#### RECORD EXTRACTS ####
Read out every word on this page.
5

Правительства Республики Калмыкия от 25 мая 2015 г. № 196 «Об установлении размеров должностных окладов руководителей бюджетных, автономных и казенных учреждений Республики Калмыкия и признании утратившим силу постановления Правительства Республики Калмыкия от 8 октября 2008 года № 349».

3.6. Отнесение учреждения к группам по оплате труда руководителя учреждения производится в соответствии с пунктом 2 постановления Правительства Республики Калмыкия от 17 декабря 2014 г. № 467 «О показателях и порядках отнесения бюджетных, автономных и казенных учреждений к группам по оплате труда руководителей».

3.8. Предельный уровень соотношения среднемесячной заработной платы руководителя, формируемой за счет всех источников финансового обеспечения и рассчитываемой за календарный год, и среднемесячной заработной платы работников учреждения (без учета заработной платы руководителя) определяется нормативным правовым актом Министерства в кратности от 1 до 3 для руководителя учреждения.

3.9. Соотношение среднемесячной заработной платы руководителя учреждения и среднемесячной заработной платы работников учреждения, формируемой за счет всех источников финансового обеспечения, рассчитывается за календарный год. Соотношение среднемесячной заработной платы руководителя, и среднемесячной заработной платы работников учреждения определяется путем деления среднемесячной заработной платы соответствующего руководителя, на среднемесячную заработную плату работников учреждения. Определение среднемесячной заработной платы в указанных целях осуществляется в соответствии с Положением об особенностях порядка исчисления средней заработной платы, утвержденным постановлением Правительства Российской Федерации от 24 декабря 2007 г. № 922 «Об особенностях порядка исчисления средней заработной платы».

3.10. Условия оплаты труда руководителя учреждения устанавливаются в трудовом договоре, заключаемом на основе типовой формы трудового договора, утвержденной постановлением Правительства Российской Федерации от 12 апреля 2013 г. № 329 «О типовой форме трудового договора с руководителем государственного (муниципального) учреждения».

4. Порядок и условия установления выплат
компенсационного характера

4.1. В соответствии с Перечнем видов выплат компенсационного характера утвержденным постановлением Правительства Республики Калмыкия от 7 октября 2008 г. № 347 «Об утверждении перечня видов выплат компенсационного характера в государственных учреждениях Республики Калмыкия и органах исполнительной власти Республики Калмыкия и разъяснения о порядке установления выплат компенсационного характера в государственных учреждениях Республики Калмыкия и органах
####
» DO THIS
Find and copy every line in the entries above where the string "утвержденным" occurs.

» THE REPLY
3.9. Соотношение среднемесячной заработной платы руководителя учреждения и среднемесячной заработной платы работников учреждения, формируемой за счет всех источников финансового обеспечения, рассчитывается за календарный год. Соотношение среднемесячной заработной платы руководителя, и среднемесячной заработной платы работников учреждения определяется путем деления среднемесячной заработной платы соответствующего руководителя, на среднемесячную заработную плату работников учреждения. Определение среднемесячной заработной платы в указанных целях осуществляется в соответствии с Положением об особенностях порядка исчисления средней заработной платы, утвержденным постановлением Правительства Российской Федерации от 24 декабря 2007 г. № 922 «Об особенностях порядка исчисления средней заработной платы».
4.1. В соответствии с Перечнем видов выплат компенсационного характера утвержденным постановлением Правительства Республики Калмыкия от 7 октября 2008 г. № 347 «Об утверждении перечня видов выплат компенсационного характера в государственных учреждениях Республики Калмыкия и органах исполнительной власти Республики Калмыкия и разъяснения о порядке установления выплат компенсационного характера в государственных учреждениях Республики Калмыкия и органах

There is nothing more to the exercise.